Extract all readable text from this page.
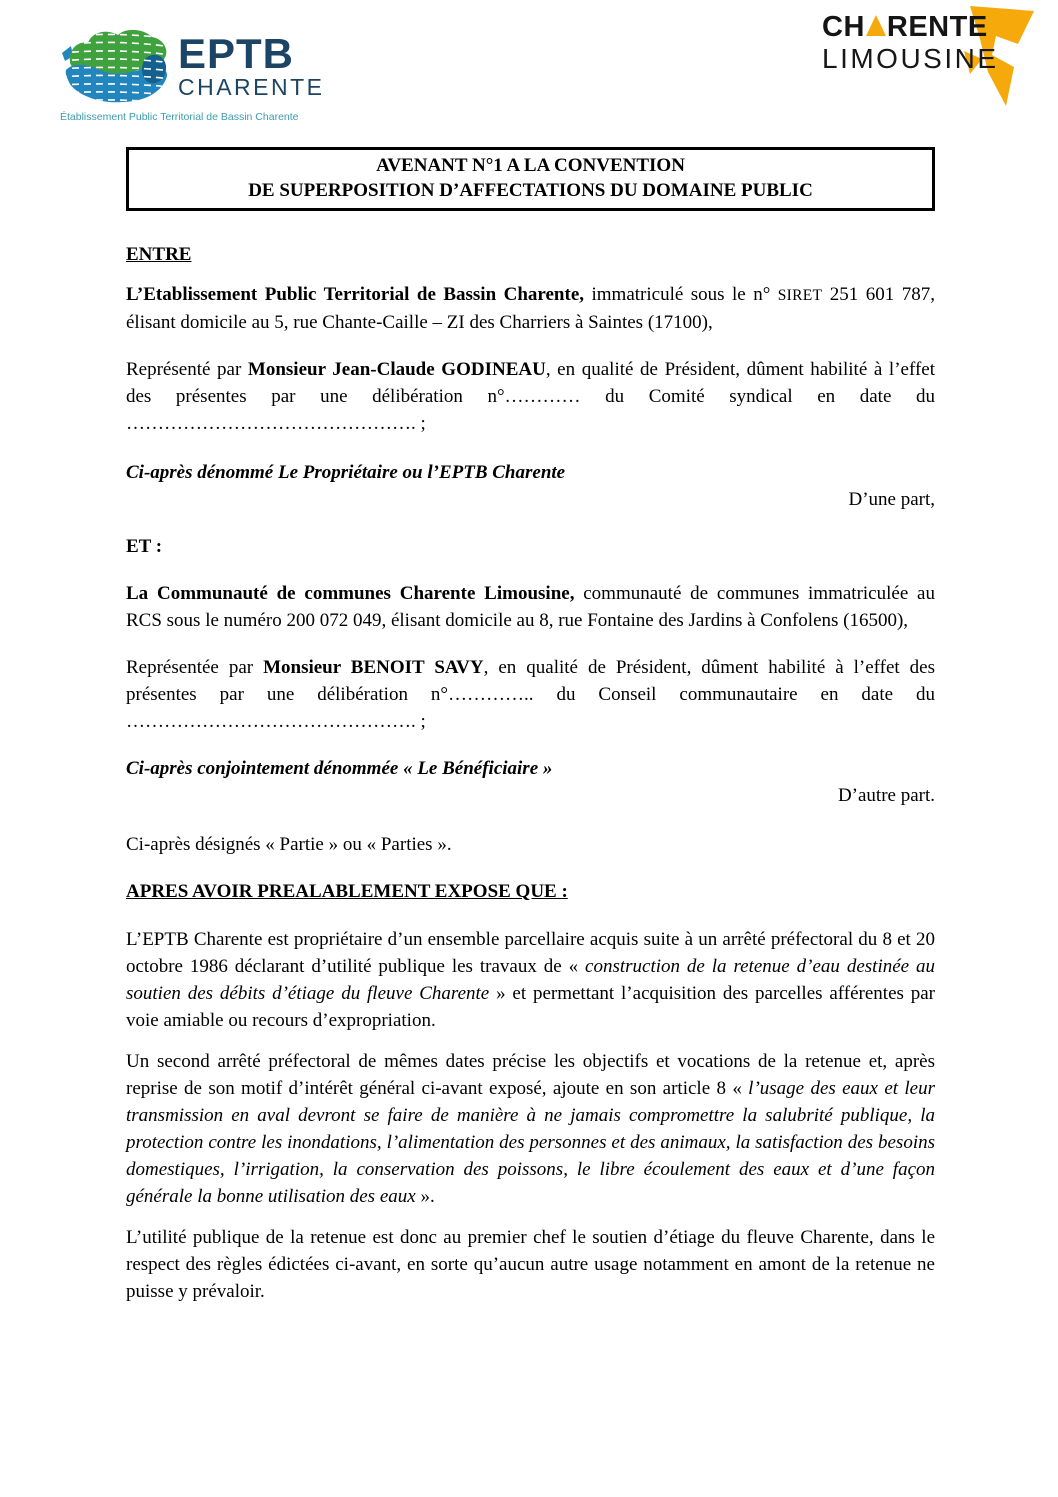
EPTB
CHARENTE
Établissement Public Territorial de Bassin Charente
CH RENTE
LIMOUSINE
AVENANT N°1 A LA CONVENTION
DE SUPERPOSITION D’AFFECTATIONS DU DOMAINE PUBLIC
ENTRE

L’Etablissement Public Territorial de Bassin Charente, immatriculé sous le n° SIRET 251 601 787, élisant domicile au 5, rue Chante-Caille – ZI des Charriers à Saintes (17100),

Représenté par Monsieur Jean-Claude GODINEAU, en qualité de Président, dûment habilité à l’effet des présentes par une délibération n°………… du Comité syndical en date du ………………………………………. ;

Ci-après dénommé Le Propriétaire ou l’EPTB Charente

D’une part,

ET :

La Communauté de communes Charente Limousine, communauté de communes immatriculée au RCS sous le numéro 200 072 049, élisant domicile au 8, rue Fontaine des Jardins à Confolens (16500),

Représentée par Monsieur BENOIT SAVY, en qualité de Président, dûment habilité à l’effet des présentes par une délibération n°………….. du Conseil communautaire en date du ………………………………………. ;

Ci-après conjointement dénommée « Le Bénéficiaire »

D’autre part.

Ci-après désignés « Partie » ou « Parties ».

APRES AVOIR PREALABLEMENT EXPOSE QUE :

L’EPTB Charente est propriétaire d’un ensemble parcellaire acquis suite à un arrêté préfectoral du 8 et 20 octobre 1986 déclarant d’utilité publique les travaux de « construction de la retenue d’eau destinée au soutien des débits d’étiage du fleuve Charente » et permettant l’acquisition des parcelles afférentes par voie amiable ou recours d’expropriation.

Un second arrêté préfectoral de mêmes dates précise les objectifs et vocations de la retenue et, après reprise de son motif d’intérêt général ci-avant exposé, ajoute en son article 8 « l’usage des eaux et leur transmission en aval devront se faire de manière à ne jamais compromettre la salubrité publique, la protection contre les inondations, l’alimentation des personnes et des animaux, la satisfaction des besoins domestiques, l’irrigation, la conservation des poissons, le libre écoulement des eaux et d’une façon générale la bonne utilisation des eaux ».

L’utilité publique de la retenue est donc au premier chef le soutien d’étiage du fleuve Charente, dans le respect des règles édictées ci-avant, en sorte qu’aucun autre usage notamment en amont de la retenue ne puisse y prévaloir.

^^^^^^^^^^^^^^^^

List each line of the entries that holds the string "habilité".

**FULL SOLUTION**
Représenté par Monsieur Jean-Claude GODINEAU, en qualité de Président, dûment habilité à l’effet des présentes par une délibération n°………… du Comité syndical en date du ………………………………………. ;
Représentée par Monsieur BENOIT SAVY, en qualité de Président, dûment habilité à l’effet des présentes par une délibération n°………….. du Conseil communautaire en date du ………………………………………. ;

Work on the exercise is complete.